*MATERIALS PROVIDED*.
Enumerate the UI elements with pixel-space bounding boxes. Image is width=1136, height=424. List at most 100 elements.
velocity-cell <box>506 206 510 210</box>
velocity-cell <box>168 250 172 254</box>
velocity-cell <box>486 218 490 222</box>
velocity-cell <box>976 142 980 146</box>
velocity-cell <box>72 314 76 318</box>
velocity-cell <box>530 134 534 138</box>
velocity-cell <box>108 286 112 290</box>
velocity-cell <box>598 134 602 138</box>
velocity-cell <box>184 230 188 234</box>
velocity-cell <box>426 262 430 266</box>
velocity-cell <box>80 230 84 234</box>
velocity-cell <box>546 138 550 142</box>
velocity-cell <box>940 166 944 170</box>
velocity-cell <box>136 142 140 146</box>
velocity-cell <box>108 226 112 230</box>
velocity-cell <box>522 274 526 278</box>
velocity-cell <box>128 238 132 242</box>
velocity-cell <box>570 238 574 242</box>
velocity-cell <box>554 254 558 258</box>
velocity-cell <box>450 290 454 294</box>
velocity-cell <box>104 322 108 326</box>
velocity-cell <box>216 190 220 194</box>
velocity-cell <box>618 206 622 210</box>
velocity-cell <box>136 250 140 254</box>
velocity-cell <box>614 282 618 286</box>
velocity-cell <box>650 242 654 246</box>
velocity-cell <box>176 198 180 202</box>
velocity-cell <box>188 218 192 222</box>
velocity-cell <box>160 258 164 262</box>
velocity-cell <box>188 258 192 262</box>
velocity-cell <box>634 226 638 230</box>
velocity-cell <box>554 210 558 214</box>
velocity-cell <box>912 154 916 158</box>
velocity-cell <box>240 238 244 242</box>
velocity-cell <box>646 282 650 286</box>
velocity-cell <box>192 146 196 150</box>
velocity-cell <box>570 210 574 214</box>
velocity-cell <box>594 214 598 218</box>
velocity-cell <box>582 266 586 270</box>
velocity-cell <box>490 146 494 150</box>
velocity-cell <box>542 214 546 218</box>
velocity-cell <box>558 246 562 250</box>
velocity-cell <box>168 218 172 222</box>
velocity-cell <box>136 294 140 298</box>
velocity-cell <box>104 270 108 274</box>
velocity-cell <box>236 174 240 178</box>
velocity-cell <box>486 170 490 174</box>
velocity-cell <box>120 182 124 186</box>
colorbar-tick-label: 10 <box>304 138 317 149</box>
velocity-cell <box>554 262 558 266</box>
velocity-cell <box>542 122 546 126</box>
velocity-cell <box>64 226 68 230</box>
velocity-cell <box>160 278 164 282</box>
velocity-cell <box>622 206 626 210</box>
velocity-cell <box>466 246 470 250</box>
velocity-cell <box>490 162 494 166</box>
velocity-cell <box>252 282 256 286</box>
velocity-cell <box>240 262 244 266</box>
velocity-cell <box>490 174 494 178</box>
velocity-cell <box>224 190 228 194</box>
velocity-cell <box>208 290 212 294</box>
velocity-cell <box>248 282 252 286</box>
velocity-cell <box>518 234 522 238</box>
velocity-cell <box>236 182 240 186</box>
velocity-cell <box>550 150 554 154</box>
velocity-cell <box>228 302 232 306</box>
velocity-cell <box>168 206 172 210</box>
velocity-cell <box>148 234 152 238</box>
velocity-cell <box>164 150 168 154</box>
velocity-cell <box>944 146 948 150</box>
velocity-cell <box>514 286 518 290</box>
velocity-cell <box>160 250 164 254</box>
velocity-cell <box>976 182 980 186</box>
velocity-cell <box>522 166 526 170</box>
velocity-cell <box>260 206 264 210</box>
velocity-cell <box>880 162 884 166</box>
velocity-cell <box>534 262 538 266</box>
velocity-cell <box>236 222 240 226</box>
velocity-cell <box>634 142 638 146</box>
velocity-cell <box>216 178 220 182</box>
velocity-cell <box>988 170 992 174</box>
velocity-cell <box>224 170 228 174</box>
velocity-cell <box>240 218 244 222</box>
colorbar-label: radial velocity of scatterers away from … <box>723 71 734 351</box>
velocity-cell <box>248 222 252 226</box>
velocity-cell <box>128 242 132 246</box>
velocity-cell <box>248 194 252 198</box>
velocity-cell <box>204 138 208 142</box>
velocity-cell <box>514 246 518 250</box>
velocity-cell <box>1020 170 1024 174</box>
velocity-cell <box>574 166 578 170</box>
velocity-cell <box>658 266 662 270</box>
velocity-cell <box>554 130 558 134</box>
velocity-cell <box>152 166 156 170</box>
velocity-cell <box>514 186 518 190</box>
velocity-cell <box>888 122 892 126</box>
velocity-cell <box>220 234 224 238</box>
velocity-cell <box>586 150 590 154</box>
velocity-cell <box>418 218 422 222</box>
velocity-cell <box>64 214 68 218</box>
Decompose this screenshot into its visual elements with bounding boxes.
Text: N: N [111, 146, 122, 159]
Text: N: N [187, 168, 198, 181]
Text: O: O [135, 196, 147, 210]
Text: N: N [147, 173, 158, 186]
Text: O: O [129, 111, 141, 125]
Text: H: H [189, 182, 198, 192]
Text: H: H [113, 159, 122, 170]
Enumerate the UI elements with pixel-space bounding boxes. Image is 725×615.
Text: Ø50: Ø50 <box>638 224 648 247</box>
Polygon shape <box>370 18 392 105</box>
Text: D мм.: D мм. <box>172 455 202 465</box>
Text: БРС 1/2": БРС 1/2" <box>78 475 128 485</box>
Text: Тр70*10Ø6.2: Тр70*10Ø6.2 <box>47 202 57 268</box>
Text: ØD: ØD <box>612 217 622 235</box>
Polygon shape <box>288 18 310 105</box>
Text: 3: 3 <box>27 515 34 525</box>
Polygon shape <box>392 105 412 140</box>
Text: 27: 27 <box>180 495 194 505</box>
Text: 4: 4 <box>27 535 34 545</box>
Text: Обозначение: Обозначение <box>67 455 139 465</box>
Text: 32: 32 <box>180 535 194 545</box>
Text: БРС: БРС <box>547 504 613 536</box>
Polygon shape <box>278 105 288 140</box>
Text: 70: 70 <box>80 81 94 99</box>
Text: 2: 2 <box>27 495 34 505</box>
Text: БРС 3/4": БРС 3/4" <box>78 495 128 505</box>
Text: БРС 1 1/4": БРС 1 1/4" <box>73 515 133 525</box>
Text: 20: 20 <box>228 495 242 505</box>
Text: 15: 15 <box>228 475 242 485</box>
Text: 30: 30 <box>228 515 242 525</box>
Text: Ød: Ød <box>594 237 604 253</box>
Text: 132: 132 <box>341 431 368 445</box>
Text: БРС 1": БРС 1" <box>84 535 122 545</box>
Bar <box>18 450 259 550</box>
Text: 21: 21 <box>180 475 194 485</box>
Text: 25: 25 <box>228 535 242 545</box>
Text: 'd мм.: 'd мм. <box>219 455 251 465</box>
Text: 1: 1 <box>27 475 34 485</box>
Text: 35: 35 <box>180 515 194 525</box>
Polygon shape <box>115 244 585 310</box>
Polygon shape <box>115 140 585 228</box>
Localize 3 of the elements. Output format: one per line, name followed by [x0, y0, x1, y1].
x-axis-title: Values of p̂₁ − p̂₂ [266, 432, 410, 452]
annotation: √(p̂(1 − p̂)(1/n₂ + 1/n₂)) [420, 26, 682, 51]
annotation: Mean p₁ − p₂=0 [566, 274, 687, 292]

*SET TASK*. Copy out every one of the lines above exactly as they appear.

*OUTPUT FOR THIS EXERCISE*.
Enumerate the UI elements with pixel-space bounding boxes. Image is width=1136, height=424. List at most 100 elements.
velocity-cell <box>506 206 510 210</box>
velocity-cell <box>168 250 172 254</box>
velocity-cell <box>486 218 490 222</box>
velocity-cell <box>976 142 980 146</box>
velocity-cell <box>72 314 76 318</box>
velocity-cell <box>530 134 534 138</box>
velocity-cell <box>108 286 112 290</box>
velocity-cell <box>598 134 602 138</box>
velocity-cell <box>184 230 188 234</box>
velocity-cell <box>426 262 430 266</box>
velocity-cell <box>80 230 84 234</box>
velocity-cell <box>546 138 550 142</box>
velocity-cell <box>940 166 944 170</box>
velocity-cell <box>136 142 140 146</box>
velocity-cell <box>108 226 112 230</box>
velocity-cell <box>522 274 526 278</box>
velocity-cell <box>128 238 132 242</box>
velocity-cell <box>570 238 574 242</box>
velocity-cell <box>554 254 558 258</box>
velocity-cell <box>450 290 454 294</box>
velocity-cell <box>104 322 108 326</box>
velocity-cell <box>216 190 220 194</box>
velocity-cell <box>618 206 622 210</box>
velocity-cell <box>136 250 140 254</box>
velocity-cell <box>614 282 618 286</box>
velocity-cell <box>650 242 654 246</box>
velocity-cell <box>176 198 180 202</box>
velocity-cell <box>188 218 192 222</box>
velocity-cell <box>160 258 164 262</box>
velocity-cell <box>188 258 192 262</box>
velocity-cell <box>634 226 638 230</box>
velocity-cell <box>554 210 558 214</box>
velocity-cell <box>912 154 916 158</box>
velocity-cell <box>240 238 244 242</box>
velocity-cell <box>646 282 650 286</box>
velocity-cell <box>192 146 196 150</box>
velocity-cell <box>570 210 574 214</box>
velocity-cell <box>594 214 598 218</box>
velocity-cell <box>582 266 586 270</box>
velocity-cell <box>490 146 494 150</box>
velocity-cell <box>542 214 546 218</box>
velocity-cell <box>558 246 562 250</box>
velocity-cell <box>168 218 172 222</box>
velocity-cell <box>136 294 140 298</box>
velocity-cell <box>104 270 108 274</box>
velocity-cell <box>236 174 240 178</box>
velocity-cell <box>486 170 490 174</box>
velocity-cell <box>120 182 124 186</box>
colorbar-tick-label: 10 <box>304 138 317 149</box>
velocity-cell <box>554 262 558 266</box>
velocity-cell <box>542 122 546 126</box>
velocity-cell <box>64 226 68 230</box>
velocity-cell <box>160 278 164 282</box>
velocity-cell <box>622 206 626 210</box>
velocity-cell <box>466 246 470 250</box>
velocity-cell <box>490 162 494 166</box>
velocity-cell <box>252 282 256 286</box>
velocity-cell <box>240 262 244 266</box>
velocity-cell <box>490 174 494 178</box>
velocity-cell <box>224 190 228 194</box>
velocity-cell <box>208 290 212 294</box>
velocity-cell <box>248 282 252 286</box>
velocity-cell <box>518 234 522 238</box>
velocity-cell <box>236 182 240 186</box>
velocity-cell <box>550 150 554 154</box>
velocity-cell <box>228 302 232 306</box>
velocity-cell <box>168 206 172 210</box>
velocity-cell <box>148 234 152 238</box>
velocity-cell <box>164 150 168 154</box>
velocity-cell <box>944 146 948 150</box>
velocity-cell <box>514 286 518 290</box>
velocity-cell <box>160 250 164 254</box>
velocity-cell <box>976 182 980 186</box>
velocity-cell <box>522 166 526 170</box>
velocity-cell <box>260 206 264 210</box>
velocity-cell <box>880 162 884 166</box>
velocity-cell <box>534 262 538 266</box>
velocity-cell <box>236 222 240 226</box>
velocity-cell <box>634 142 638 146</box>
velocity-cell <box>216 178 220 182</box>
velocity-cell <box>988 170 992 174</box>
velocity-cell <box>224 170 228 174</box>
velocity-cell <box>240 218 244 222</box>
colorbar-label: radial velocity of scatterers away from … <box>723 71 734 351</box>
velocity-cell <box>248 222 252 226</box>
velocity-cell <box>128 242 132 246</box>
velocity-cell <box>248 194 252 198</box>
velocity-cell <box>204 138 208 142</box>
velocity-cell <box>514 246 518 250</box>
velocity-cell <box>1020 170 1024 174</box>
velocity-cell <box>574 166 578 170</box>
velocity-cell <box>658 266 662 270</box>
velocity-cell <box>554 130 558 134</box>
velocity-cell <box>152 166 156 170</box>
velocity-cell <box>514 186 518 190</box>
velocity-cell <box>888 122 892 126</box>
velocity-cell <box>220 234 224 238</box>
velocity-cell <box>586 150 590 154</box>
velocity-cell <box>418 218 422 222</box>
velocity-cell <box>64 214 68 218</box>
Decompose this screenshot into its visual elements with bounding boxes.
Text: N: N [111, 146, 122, 159]
Text: N: N [187, 168, 198, 181]
Text: O: O [135, 196, 147, 210]
Text: N: N [147, 173, 158, 186]
Text: O: O [129, 111, 141, 125]
Text: H: H [189, 182, 198, 192]
Text: H: H [113, 159, 122, 170]
Enumerate the UI elements with pixel-space bounding boxes. Image is 725×615.
Text: Ø50: Ø50 <box>638 224 648 247</box>
Polygon shape <box>370 18 392 105</box>
Text: D мм.: D мм. <box>172 455 202 465</box>
Text: БРС 1/2": БРС 1/2" <box>78 475 128 485</box>
Text: Тр70*10Ø6.2: Тр70*10Ø6.2 <box>47 202 57 268</box>
Text: ØD: ØD <box>612 217 622 235</box>
Polygon shape <box>288 18 310 105</box>
Text: 3: 3 <box>27 515 34 525</box>
Polygon shape <box>392 105 412 140</box>
Text: 27: 27 <box>180 495 194 505</box>
Text: 4: 4 <box>27 535 34 545</box>
Text: Обозначение: Обозначение <box>67 455 139 465</box>
Text: 32: 32 <box>180 535 194 545</box>
Text: БРС: БРС <box>547 504 613 536</box>
Polygon shape <box>278 105 288 140</box>
Text: 70: 70 <box>80 81 94 99</box>
Text: 2: 2 <box>27 495 34 505</box>
Text: БРС 3/4": БРС 3/4" <box>78 495 128 505</box>
Text: БРС 1 1/4": БРС 1 1/4" <box>73 515 133 525</box>
Text: 20: 20 <box>228 495 242 505</box>
Text: 15: 15 <box>228 475 242 485</box>
Text: 30: 30 <box>228 515 242 525</box>
Text: Ød: Ød <box>594 237 604 253</box>
Text: 132: 132 <box>341 431 368 445</box>
Text: БРС 1": БРС 1" <box>84 535 122 545</box>
Bar <box>18 450 259 550</box>
Text: 21: 21 <box>180 475 194 485</box>
Text: 25: 25 <box>228 535 242 545</box>
Text: 'd мм.: 'd мм. <box>219 455 251 465</box>
Text: 1: 1 <box>27 475 34 485</box>
Text: 35: 35 <box>180 515 194 525</box>
Polygon shape <box>115 244 585 310</box>
Polygon shape <box>115 140 585 228</box>
Localize 3 of the elements. Output format: one per line, name followed by [x0, y0, x1, y1].
x-axis-title: Values of p̂₁ − p̂₂ [266, 432, 410, 452]
annotation: √(p̂(1 − p̂)(1/n₂ + 1/n₂)) [420, 26, 682, 51]
annotation: Mean p₁ − p₂=0 [566, 274, 687, 292]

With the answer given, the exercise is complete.